STATED TASK:
Copy all lines below containing "passus".
..........
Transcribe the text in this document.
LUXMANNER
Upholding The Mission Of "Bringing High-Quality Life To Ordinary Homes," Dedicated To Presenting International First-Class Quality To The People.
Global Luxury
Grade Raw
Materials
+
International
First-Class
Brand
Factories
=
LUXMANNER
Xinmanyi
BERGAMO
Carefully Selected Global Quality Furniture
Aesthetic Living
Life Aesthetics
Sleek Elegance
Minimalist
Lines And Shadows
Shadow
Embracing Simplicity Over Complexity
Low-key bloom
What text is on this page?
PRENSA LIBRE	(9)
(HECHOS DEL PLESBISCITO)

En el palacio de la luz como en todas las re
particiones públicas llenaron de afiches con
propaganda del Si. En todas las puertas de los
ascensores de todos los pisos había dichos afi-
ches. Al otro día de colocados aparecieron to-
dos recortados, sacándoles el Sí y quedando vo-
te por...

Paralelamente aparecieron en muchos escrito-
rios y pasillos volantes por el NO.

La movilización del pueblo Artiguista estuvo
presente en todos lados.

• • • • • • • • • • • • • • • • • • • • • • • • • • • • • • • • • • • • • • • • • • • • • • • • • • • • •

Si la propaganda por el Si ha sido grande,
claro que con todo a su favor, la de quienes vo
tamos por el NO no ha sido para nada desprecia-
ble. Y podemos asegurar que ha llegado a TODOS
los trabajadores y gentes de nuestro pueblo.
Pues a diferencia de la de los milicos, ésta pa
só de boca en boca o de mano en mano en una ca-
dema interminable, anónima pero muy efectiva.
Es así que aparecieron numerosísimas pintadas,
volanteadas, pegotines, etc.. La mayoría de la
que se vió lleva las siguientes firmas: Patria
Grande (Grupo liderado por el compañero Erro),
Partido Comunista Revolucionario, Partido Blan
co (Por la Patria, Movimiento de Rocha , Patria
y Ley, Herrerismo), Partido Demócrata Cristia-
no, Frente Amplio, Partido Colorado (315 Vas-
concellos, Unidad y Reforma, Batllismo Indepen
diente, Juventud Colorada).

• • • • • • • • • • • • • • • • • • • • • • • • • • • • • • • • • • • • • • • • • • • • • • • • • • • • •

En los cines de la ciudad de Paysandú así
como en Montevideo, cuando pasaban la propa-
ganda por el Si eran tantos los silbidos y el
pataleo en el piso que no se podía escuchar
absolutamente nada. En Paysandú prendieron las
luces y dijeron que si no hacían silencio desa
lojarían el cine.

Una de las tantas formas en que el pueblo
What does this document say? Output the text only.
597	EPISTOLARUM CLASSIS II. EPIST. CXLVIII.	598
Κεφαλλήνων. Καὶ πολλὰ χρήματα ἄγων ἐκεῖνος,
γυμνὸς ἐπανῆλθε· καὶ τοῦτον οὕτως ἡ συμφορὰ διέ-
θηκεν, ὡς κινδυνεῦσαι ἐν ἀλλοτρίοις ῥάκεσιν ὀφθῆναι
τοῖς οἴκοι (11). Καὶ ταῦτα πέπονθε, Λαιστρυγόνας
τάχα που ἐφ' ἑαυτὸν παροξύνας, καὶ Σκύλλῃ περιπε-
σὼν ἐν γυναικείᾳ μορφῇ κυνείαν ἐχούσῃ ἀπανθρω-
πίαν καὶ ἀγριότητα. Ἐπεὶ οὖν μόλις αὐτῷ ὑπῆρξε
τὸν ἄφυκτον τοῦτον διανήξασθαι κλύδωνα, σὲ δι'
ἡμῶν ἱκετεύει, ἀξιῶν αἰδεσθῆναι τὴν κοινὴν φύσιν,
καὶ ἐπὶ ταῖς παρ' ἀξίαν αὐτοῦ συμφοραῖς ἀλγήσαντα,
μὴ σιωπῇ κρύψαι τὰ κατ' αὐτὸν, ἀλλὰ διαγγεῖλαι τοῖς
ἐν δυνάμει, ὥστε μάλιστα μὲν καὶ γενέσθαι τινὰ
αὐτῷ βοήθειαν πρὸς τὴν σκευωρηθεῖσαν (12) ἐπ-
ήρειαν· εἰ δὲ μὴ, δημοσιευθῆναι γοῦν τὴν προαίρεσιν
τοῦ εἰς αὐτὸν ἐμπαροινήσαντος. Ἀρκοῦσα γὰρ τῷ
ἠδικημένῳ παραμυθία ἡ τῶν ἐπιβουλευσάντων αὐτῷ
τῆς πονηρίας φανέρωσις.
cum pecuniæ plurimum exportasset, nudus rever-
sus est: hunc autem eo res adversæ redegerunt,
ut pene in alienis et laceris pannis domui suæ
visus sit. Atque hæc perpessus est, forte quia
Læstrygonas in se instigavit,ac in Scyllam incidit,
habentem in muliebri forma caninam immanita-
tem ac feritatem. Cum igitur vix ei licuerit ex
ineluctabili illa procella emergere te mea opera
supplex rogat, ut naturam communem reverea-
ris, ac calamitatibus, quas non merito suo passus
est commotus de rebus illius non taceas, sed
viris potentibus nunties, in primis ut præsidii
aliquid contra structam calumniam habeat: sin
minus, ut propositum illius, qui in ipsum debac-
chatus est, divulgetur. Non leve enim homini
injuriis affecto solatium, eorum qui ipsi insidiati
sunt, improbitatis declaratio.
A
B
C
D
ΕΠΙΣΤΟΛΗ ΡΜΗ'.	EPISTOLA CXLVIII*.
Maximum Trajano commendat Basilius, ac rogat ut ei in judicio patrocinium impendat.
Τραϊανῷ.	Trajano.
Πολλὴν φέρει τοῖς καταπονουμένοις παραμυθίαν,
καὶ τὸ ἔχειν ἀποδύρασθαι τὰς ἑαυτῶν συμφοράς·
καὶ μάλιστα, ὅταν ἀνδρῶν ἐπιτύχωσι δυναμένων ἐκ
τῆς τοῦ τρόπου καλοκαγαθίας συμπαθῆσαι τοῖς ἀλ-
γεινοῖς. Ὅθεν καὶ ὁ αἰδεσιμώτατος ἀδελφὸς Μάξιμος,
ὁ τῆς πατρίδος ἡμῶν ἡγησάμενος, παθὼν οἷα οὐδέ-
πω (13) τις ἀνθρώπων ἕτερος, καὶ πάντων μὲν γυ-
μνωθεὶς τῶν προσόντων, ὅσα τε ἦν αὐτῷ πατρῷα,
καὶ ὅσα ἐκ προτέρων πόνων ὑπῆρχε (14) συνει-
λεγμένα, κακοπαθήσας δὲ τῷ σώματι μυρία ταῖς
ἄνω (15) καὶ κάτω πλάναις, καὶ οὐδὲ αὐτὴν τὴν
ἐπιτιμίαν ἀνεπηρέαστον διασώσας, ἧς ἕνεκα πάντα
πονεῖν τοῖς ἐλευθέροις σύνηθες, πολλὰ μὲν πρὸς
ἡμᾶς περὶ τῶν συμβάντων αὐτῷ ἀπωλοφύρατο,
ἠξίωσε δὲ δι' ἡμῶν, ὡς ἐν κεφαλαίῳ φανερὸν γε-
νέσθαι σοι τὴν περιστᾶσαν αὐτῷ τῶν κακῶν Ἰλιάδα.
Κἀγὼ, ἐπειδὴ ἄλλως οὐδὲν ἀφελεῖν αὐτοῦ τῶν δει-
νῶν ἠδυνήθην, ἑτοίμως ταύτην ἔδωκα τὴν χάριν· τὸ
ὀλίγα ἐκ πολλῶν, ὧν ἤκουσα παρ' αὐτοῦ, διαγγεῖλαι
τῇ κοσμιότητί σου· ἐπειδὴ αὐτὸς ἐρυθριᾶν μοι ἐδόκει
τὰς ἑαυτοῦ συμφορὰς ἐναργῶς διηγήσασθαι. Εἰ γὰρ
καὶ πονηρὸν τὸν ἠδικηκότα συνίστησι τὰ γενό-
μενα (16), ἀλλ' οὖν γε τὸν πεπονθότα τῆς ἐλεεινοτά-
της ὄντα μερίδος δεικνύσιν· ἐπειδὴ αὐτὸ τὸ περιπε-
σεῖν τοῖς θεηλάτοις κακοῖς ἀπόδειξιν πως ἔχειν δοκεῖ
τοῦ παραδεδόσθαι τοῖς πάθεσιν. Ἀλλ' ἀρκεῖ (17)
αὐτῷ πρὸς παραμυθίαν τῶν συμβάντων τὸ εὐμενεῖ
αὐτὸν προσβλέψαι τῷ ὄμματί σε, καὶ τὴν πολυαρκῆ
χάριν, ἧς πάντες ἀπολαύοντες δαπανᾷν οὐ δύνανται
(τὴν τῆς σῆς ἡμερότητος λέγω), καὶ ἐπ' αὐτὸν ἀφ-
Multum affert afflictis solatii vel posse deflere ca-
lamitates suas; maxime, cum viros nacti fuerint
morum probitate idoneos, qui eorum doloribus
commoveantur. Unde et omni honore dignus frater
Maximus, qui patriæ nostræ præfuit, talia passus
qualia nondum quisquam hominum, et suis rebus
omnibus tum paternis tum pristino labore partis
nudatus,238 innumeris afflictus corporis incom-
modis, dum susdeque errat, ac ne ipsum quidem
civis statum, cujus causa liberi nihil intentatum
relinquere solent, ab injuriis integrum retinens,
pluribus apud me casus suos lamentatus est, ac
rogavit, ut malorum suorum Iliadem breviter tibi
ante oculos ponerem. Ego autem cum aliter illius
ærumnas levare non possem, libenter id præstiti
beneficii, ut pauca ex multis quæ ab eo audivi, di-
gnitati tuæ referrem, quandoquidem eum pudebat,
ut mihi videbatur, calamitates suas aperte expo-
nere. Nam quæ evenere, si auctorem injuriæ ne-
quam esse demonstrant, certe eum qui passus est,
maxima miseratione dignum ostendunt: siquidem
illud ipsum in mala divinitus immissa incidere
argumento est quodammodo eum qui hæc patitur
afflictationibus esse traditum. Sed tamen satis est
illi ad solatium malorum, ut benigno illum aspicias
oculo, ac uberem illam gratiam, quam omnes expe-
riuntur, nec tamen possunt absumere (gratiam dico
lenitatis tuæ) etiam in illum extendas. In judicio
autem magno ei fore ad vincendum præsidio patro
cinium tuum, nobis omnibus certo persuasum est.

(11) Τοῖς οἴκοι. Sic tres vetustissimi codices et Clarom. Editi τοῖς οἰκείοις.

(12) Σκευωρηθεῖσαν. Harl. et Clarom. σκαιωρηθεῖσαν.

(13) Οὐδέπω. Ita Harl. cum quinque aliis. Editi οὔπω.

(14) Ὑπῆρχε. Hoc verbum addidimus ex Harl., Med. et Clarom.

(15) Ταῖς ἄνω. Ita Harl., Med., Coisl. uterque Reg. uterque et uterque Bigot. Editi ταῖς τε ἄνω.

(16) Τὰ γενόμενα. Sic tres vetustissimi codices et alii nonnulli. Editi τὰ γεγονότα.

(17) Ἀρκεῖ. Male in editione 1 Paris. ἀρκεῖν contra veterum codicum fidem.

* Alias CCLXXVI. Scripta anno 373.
..........
SOLUTION FOR THIS TASK:
ris, ac calamitatibus, quas non merito suo passus
Maximus, qui patriæ nostræ præfuit, talia passus
quam esse demonstrant, certe eum qui passus est,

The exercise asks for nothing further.